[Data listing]
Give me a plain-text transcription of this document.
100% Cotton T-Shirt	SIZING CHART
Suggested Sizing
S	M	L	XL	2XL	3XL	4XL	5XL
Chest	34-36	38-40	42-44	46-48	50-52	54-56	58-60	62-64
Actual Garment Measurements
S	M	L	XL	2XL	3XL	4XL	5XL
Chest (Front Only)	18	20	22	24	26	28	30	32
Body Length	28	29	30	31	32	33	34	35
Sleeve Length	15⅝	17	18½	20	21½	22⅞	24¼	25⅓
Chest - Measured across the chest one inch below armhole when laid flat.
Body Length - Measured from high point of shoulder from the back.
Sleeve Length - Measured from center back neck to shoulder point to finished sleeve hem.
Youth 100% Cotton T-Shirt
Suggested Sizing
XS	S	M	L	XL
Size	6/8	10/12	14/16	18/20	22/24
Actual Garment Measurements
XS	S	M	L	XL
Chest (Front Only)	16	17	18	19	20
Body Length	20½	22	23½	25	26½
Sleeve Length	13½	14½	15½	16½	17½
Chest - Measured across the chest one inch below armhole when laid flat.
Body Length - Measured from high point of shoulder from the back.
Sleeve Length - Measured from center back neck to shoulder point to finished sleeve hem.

==

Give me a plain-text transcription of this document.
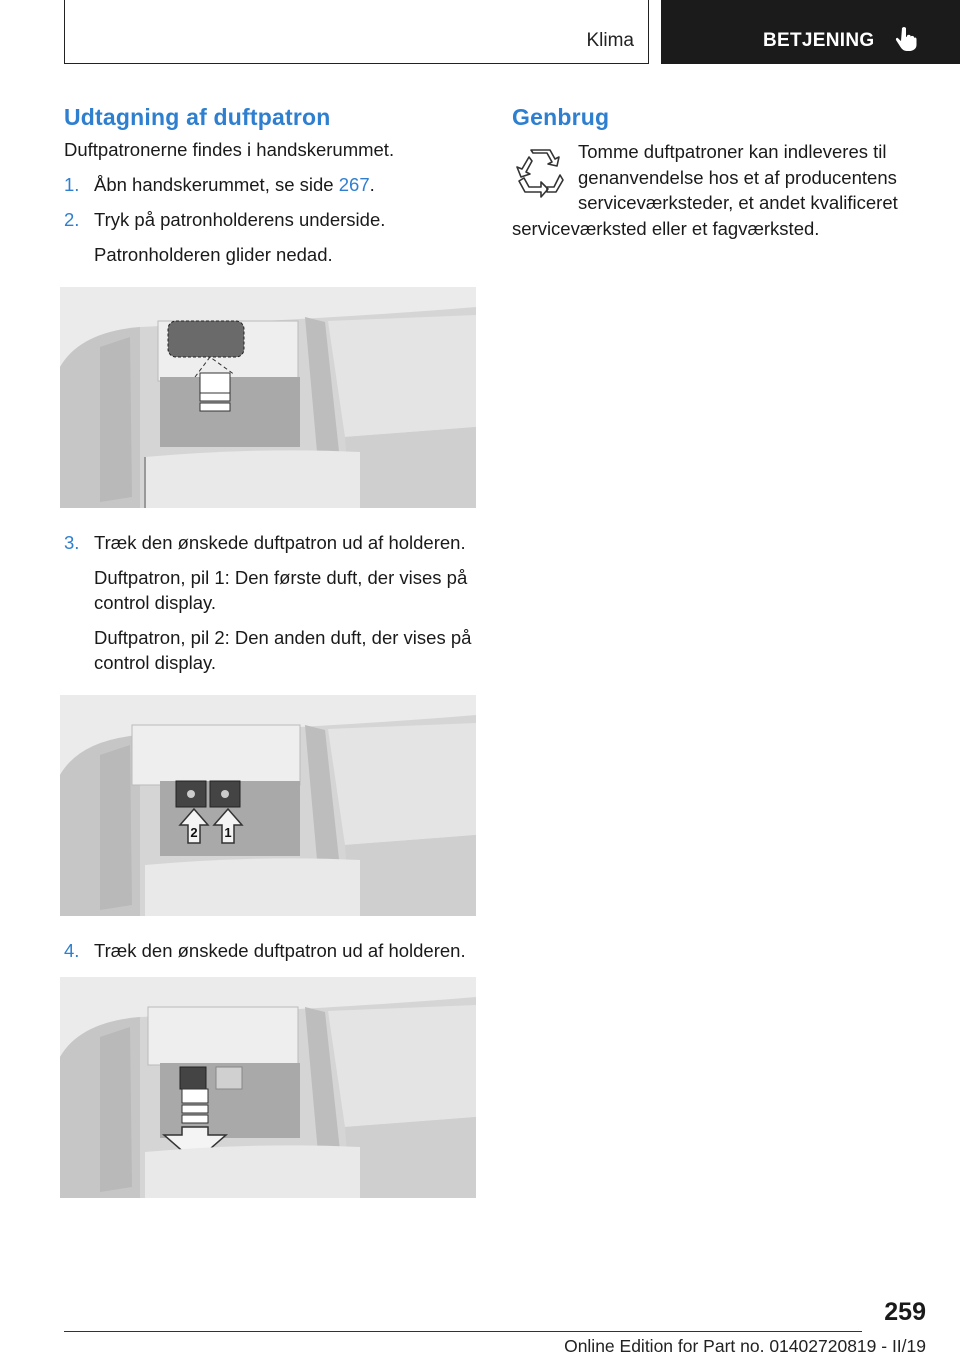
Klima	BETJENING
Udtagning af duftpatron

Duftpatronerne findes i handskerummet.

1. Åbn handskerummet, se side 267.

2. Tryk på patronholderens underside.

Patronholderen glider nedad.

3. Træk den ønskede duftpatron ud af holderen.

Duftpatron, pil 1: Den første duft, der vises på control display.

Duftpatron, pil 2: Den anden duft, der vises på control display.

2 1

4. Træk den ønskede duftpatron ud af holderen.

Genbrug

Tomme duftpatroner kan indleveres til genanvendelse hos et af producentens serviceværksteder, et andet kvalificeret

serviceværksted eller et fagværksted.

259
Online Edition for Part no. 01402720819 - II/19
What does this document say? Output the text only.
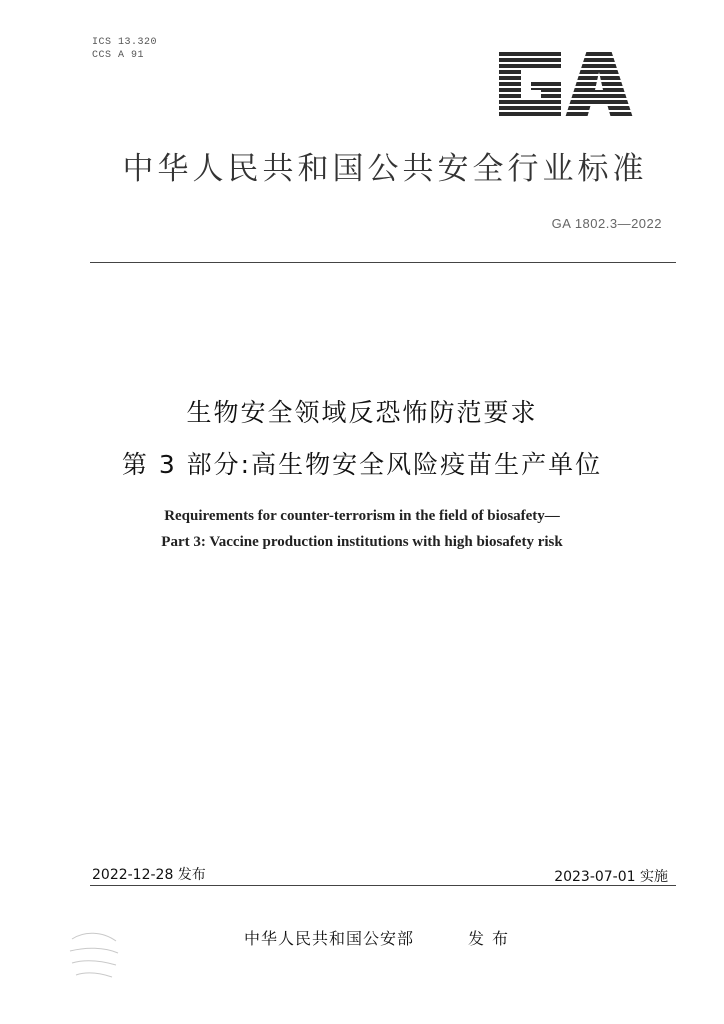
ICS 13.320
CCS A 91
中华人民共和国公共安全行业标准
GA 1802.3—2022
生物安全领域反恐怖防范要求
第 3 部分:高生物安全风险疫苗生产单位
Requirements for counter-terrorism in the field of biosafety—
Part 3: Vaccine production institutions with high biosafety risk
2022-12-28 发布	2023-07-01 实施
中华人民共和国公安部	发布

__Direction__
Copy every line of the data that holds the string "Length".

__Answer to this task__
Body Length	28	29	30	31	32	33	34	35
Sleeve Length	15⅝	17	18½	20	21½	22⅞	24¼	25⅓
Body Length - Measured from high point of shoulder from the back.
Sleeve Length - Measured from center back neck to shoulder point to finished sleeve hem.
Body Length	20½	22	23½	25	26½
Sleeve Length	13½	14½	15½	16½	17½
Body Length - Measured from high point of shoulder from the back.
Sleeve Length - Measured from center back neck to shoulder point to finished sleeve hem.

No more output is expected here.